Dataset items:
#####
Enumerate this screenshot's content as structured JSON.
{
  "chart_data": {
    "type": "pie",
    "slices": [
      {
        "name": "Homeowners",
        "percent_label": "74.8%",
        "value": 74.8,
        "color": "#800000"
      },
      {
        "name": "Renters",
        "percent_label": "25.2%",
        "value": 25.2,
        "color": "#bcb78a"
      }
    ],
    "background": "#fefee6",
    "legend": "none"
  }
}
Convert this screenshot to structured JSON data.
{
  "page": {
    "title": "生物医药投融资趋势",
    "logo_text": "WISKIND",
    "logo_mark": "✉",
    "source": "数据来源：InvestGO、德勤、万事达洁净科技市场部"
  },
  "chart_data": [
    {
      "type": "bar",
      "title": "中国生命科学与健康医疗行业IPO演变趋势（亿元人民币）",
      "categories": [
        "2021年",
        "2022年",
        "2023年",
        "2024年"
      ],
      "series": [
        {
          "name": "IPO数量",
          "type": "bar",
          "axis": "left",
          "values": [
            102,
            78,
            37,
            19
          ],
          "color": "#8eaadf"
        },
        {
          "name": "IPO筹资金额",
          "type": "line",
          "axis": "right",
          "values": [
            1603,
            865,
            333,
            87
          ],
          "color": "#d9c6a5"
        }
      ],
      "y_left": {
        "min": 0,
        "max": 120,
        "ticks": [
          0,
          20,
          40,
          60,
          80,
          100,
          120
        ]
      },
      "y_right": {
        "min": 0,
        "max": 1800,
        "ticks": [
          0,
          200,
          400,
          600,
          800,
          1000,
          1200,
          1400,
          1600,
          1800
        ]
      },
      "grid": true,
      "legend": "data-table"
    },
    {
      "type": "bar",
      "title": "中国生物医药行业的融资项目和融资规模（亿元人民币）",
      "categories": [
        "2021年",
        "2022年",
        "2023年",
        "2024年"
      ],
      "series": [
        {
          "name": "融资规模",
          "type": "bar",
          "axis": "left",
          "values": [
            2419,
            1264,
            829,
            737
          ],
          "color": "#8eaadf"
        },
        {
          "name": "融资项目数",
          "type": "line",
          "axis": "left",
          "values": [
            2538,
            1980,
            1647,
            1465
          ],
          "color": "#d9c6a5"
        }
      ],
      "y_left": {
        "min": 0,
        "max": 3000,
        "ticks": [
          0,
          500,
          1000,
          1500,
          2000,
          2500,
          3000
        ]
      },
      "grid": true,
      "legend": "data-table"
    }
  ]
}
#####
# What you have to do
Make an exact copy of every line in the data.

# Full output
Enumerate this screenshot's content as structured JSON.
{
  "chart_data": {
    "type": "pie",
    "slices": [
      {
        "name": "Homeowners",
        "percent_label": "74.8%",
        "value": 74.8,
        "color": "#800000"
      },
      {
        "name": "Renters",
        "percent_label": "25.2%",
        "value": 25.2,
        "color": "#bcb78a"
      }
    ],
    "background": "#fefee6",
    "legend": "none"
  }
}
Convert this screenshot to structured JSON data.
{
  "page": {
    "title": "生物医药投融资趋势",
    "logo_text": "WISKIND",
    "logo_mark": "✉",
    "source": "数据来源：InvestGO、德勤、万事达洁净科技市场部"
  },
  "chart_data": [
    {
      "type": "bar",
      "title": "中国生命科学与健康医疗行业IPO演变趋势（亿元人民币）",
      "categories": [
        "2021年",
        "2022年",
        "2023年",
        "2024年"
      ],
      "series": [
        {
          "name": "IPO数量",
          "type": "bar",
          "axis": "left",
          "values": [
            102,
            78,
            37,
            19
          ],
          "color": "#8eaadf"
        },
        {
          "name": "IPO筹资金额",
          "type": "line",
          "axis": "right",
          "values": [
            1603,
            865,
            333,
            87
          ],
          "color": "#d9c6a5"
        }
      ],
      "y_left": {
        "min": 0,
        "max": 120,
        "ticks": [
          0,
          20,
          40,
          60,
          80,
          100,
          120
        ]
      },
      "y_right": {
        "min": 0,
        "max": 1800,
        "ticks": [
          0,
          200,
          400,
          600,
          800,
          1000,
          1200,
          1400,
          1600,
          1800
        ]
      },
      "grid": true,
      "legend": "data-table"
    },
    {
      "type": "bar",
      "title": "中国生物医药行业的融资项目和融资规模（亿元人民币）",
      "categories": [
        "2021年",
        "2022年",
        "2023年",
        "2024年"
      ],
      "series": [
        {
          "name": "融资规模",
          "type": "bar",
          "axis": "left",
          "values": [
            2419,
            1264,
            829,
            737
          ],
          "color": "#8eaadf"
        },
        {
          "name": "融资项目数",
          "type": "line",
          "axis": "left",
          "values": [
            2538,
            1980,
            1647,
            1465
          ],
          "color": "#d9c6a5"
        }
      ],
      "y_left": {
        "min": 0,
        "max": 3000,
        "ticks": [
          0,
          500,
          1000,
          1500,
          2000,
          2500,
          3000
        ]
      },
      "grid": true,
      "legend": "data-table"
    }
  ]
}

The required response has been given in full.